====== Entries shown ======

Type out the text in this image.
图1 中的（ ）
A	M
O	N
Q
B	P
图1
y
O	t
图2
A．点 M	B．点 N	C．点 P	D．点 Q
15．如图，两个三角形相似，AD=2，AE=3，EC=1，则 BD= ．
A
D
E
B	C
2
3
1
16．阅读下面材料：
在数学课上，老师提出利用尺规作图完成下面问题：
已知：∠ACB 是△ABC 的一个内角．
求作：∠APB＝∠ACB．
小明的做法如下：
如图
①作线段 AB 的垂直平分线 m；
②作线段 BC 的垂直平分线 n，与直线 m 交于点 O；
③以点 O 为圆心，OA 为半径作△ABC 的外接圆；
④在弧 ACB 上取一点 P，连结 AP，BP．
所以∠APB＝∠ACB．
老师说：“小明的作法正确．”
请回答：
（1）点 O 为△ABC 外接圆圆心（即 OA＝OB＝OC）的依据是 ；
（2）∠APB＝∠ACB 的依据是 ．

======
====== Entries shown ======

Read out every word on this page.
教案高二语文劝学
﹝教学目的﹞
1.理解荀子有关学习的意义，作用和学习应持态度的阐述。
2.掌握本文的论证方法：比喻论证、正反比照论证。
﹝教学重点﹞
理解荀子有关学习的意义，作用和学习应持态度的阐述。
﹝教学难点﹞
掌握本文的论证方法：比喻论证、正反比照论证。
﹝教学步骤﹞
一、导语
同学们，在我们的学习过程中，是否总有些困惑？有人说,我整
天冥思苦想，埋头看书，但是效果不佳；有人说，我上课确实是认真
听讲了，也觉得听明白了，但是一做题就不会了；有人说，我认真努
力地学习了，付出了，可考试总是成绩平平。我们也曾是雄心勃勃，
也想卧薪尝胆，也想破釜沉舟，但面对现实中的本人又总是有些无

======

Using the listing above, show each line holding the string "的依据是".

（1）点 O 为△ABC 外接圆圆心（即 OA＝OB＝OC）的依据是 ；
（2）∠APB＝∠ACB 的依据是 ．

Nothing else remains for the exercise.